### STATED PROBLEM
Copy out each line of every row below character for character, but omit the pictures from your answer.

### LISTING
## begin

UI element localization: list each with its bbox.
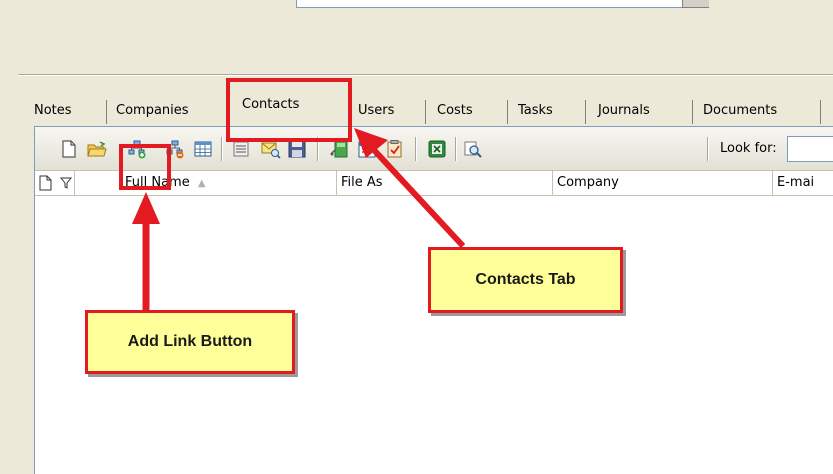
table-view-icon[interactable] — [193, 139, 213, 159]
column-header-email[interactable]: E-mai — [773, 171, 833, 195]
column-header-label: E-mai — [777, 175, 815, 190]
page-icon — [39, 175, 52, 191]
column-header-label: File As — [341, 175, 383, 190]
tab-separator — [585, 100, 586, 124]
tab-separator — [820, 100, 821, 124]
tab-separator — [425, 100, 426, 124]
top-input-field[interactable] — [296, 0, 693, 8]
contacts-tab-highlight — [226, 78, 352, 142]
toolbar-separator — [415, 137, 416, 161]
attachment-column-header[interactable] — [35, 171, 75, 195]
flag-icon — [59, 177, 73, 189]
tab-notes[interactable]: Notes — [28, 96, 78, 126]
open-folder-icon[interactable] — [87, 139, 107, 159]
divider — [18, 74, 833, 76]
task-icon[interactable] — [385, 139, 405, 159]
tab-costs[interactable]: Costs — [431, 96, 479, 126]
column-header-company[interactable]: Company — [553, 171, 773, 195]
tab-separator — [106, 100, 107, 124]
calendar-icon[interactable] — [357, 139, 377, 159]
new-document-icon[interactable] — [59, 139, 79, 159]
column-header-file-as[interactable]: File As — [337, 171, 553, 195]
dropdown-button[interactable] — [682, 0, 709, 8]
contacts-tab-callout: Contacts Tab — [428, 247, 623, 313]
email-search-icon[interactable] — [261, 139, 281, 159]
tab-tasks[interactable]: Tasks — [512, 96, 559, 126]
tab-journals[interactable]: Journals — [592, 96, 656, 126]
toolbar-separator — [455, 137, 456, 161]
find-icon[interactable] — [463, 139, 483, 159]
list-view-icon[interactable] — [231, 139, 251, 159]
tab-documents[interactable]: Documents — [697, 96, 783, 126]
toolbar-separator — [221, 137, 222, 161]
tab-separator — [507, 100, 508, 124]
note-icon[interactable] — [329, 139, 349, 159]
sort-ascending-icon: ▲ — [197, 178, 206, 189]
excel-icon[interactable] — [427, 139, 447, 159]
tab-companies[interactable]: Companies — [110, 96, 195, 126]
tab-users[interactable]: Users — [352, 96, 400, 126]
add-link-button-highlight — [119, 144, 171, 190]
look-for-input[interactable] — [787, 136, 833, 162]
toolbar-separator — [707, 137, 708, 161]
look-for-label: Look for: — [720, 141, 777, 156]
column-header-label: Company — [557, 175, 619, 190]
save-icon[interactable] — [287, 139, 307, 159]
tab-separator — [692, 100, 693, 124]
add-link-button-callout: Add Link Button — [85, 310, 295, 374]
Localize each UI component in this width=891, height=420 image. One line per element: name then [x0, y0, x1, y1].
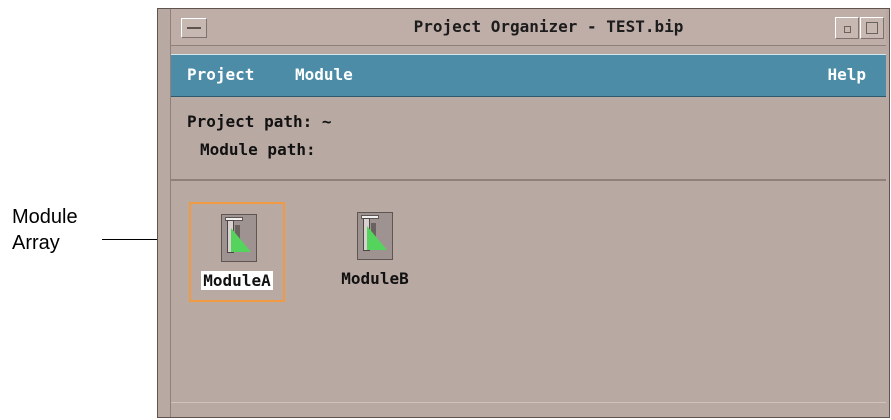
module-a-label: ModuleA	[201, 271, 273, 290]
module-icon-triangle	[231, 228, 251, 252]
project-path-label: Project path: ~	[187, 112, 332, 131]
maximize-button[interactable]	[860, 17, 884, 39]
minimize-button[interactable]	[835, 17, 859, 39]
window-frame-left	[158, 9, 171, 417]
menu-project[interactable]: Project	[187, 65, 254, 84]
menu-module[interactable]: Module	[295, 65, 353, 84]
module-array: ModuleA ModuleB	[171, 184, 886, 404]
menu-bar: Project Module Help	[171, 54, 886, 97]
menu-help-label: Help	[827, 65, 866, 84]
module-icon	[357, 212, 393, 260]
window-title: Project Organizer - TEST.bip	[413, 17, 684, 36]
module-item-b[interactable]: ModuleB	[327, 202, 423, 302]
module-item-a[interactable]: ModuleA	[189, 202, 285, 302]
system-menu-button[interactable]	[181, 18, 207, 38]
minimize-icon	[844, 26, 851, 33]
module-icon-triangle	[367, 226, 387, 250]
window-bottom-frame	[171, 402, 886, 417]
title-bar[interactable]: Project Organizer - TEST.bip	[171, 9, 886, 46]
menu-module-label: Module	[295, 65, 353, 84]
window-frame-right	[886, 9, 889, 417]
maximize-icon	[866, 22, 878, 34]
callout-line-1: Module	[12, 206, 78, 228]
module-b-label: ModuleB	[341, 269, 409, 288]
module-label: ModuleB	[327, 269, 423, 288]
project-organizer-window: Project Organizer - TEST.bip Project Mod…	[157, 8, 890, 418]
module-icon	[221, 214, 257, 262]
system-menu-icon	[187, 27, 201, 29]
module-path-label: Module path:	[200, 140, 316, 159]
menu-project-label: Project	[187, 65, 255, 84]
menu-help[interactable]: Help	[827, 65, 866, 84]
module-array-callout: Module Array	[12, 204, 78, 256]
callout-line-2: Array	[12, 232, 60, 254]
module-label: ModuleA	[191, 271, 283, 290]
path-info-panel: Project path: ~ Module path:	[171, 97, 886, 181]
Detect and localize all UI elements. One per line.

## end

### SOLVED EXERCISE
UI element localization: list each with its bbox.
table-view-icon[interactable] — [193, 139, 213, 159]
column-header-email[interactable]: E-mai — [773, 171, 833, 195]
column-header-label: E-mai — [777, 175, 815, 190]
page-icon — [39, 175, 52, 191]
column-header-label: File As — [341, 175, 383, 190]
tab-separator — [585, 100, 586, 124]
tab-separator — [820, 100, 821, 124]
tab-separator — [425, 100, 426, 124]
top-input-field[interactable] — [296, 0, 693, 8]
contacts-tab-highlight — [226, 78, 352, 142]
toolbar-separator — [415, 137, 416, 161]
attachment-column-header[interactable] — [35, 171, 75, 195]
flag-icon — [59, 177, 73, 189]
tab-notes[interactable]: Notes — [28, 96, 78, 126]
open-folder-icon[interactable] — [87, 139, 107, 159]
divider — [18, 74, 833, 76]
task-icon[interactable] — [385, 139, 405, 159]
tab-costs[interactable]: Costs — [431, 96, 479, 126]
column-header-company[interactable]: Company — [553, 171, 773, 195]
tab-separator — [106, 100, 107, 124]
calendar-icon[interactable] — [357, 139, 377, 159]
new-document-icon[interactable] — [59, 139, 79, 159]
column-header-file-as[interactable]: File As — [337, 171, 553, 195]
dropdown-button[interactable] — [682, 0, 709, 8]
contacts-tab-callout: Contacts Tab — [428, 247, 623, 313]
email-search-icon[interactable] — [261, 139, 281, 159]
tab-tasks[interactable]: Tasks — [512, 96, 559, 126]
tab-journals[interactable]: Journals — [592, 96, 656, 126]
toolbar-separator — [455, 137, 456, 161]
find-icon[interactable] — [463, 139, 483, 159]
list-view-icon[interactable] — [231, 139, 251, 159]
tab-documents[interactable]: Documents — [697, 96, 783, 126]
toolbar-separator — [221, 137, 222, 161]
tab-separator — [507, 100, 508, 124]
note-icon[interactable] — [329, 139, 349, 159]
sort-ascending-icon: ▲ — [197, 178, 206, 189]
excel-icon[interactable] — [427, 139, 447, 159]
tab-companies[interactable]: Companies — [110, 96, 195, 126]
tab-users[interactable]: Users — [352, 96, 400, 126]
add-link-button-highlight — [119, 144, 171, 190]
look-for-input[interactable] — [787, 136, 833, 162]
toolbar-separator — [707, 137, 708, 161]
look-for-label: Look for: — [720, 141, 777, 156]
column-header-label: Company — [557, 175, 619, 190]
save-icon[interactable] — [287, 139, 307, 159]
tab-separator — [692, 100, 693, 124]
add-link-button-callout: Add Link Button — [85, 310, 295, 374]
Localize each UI component in this width=891, height=420 image. One line per element: name then [x0, y0, x1, y1].
module-a-label: ModuleA	[201, 271, 273, 290]
module-icon-triangle	[231, 228, 251, 252]
project-path-label: Project path: ~	[187, 112, 332, 131]
maximize-button[interactable]	[860, 17, 884, 39]
minimize-button[interactable]	[835, 17, 859, 39]
window-frame-left	[158, 9, 171, 417]
menu-project[interactable]: Project	[187, 65, 254, 84]
menu-module[interactable]: Module	[295, 65, 353, 84]
module-array: ModuleA ModuleB	[171, 184, 886, 404]
menu-bar: Project Module Help	[171, 54, 886, 97]
menu-help-label: Help	[827, 65, 866, 84]
module-icon	[357, 212, 393, 260]
window-title: Project Organizer - TEST.bip	[413, 17, 684, 36]
module-item-b[interactable]: ModuleB	[327, 202, 423, 302]
module-item-a[interactable]: ModuleA	[189, 202, 285, 302]
system-menu-button[interactable]	[181, 18, 207, 38]
minimize-icon	[844, 26, 851, 33]
module-icon-triangle	[367, 226, 387, 250]
window-bottom-frame	[171, 402, 886, 417]
title-bar[interactable]: Project Organizer - TEST.bip	[171, 9, 886, 46]
menu-module-label: Module	[295, 65, 353, 84]
window-frame-right	[886, 9, 889, 417]
maximize-icon	[866, 22, 878, 34]
callout-line-1: Module	[12, 206, 78, 228]
module-b-label: ModuleB	[341, 269, 409, 288]
module-label: ModuleB	[327, 269, 423, 288]
project-organizer-window: Project Organizer - TEST.bip Project Mod…	[157, 8, 890, 418]
module-icon	[221, 214, 257, 262]
system-menu-icon	[187, 27, 201, 29]
module-path-label: Module path:	[200, 140, 316, 159]
menu-project-label: Project	[187, 65, 255, 84]
menu-help[interactable]: Help	[827, 65, 866, 84]
module-array-callout: Module Array	[12, 204, 78, 256]
callout-line-2: Array	[12, 232, 60, 254]
module-label: ModuleA	[191, 271, 283, 290]
path-info-panel: Project path: ~ Module path:	[171, 97, 886, 181]
Detect and localize all UI elements. One per line.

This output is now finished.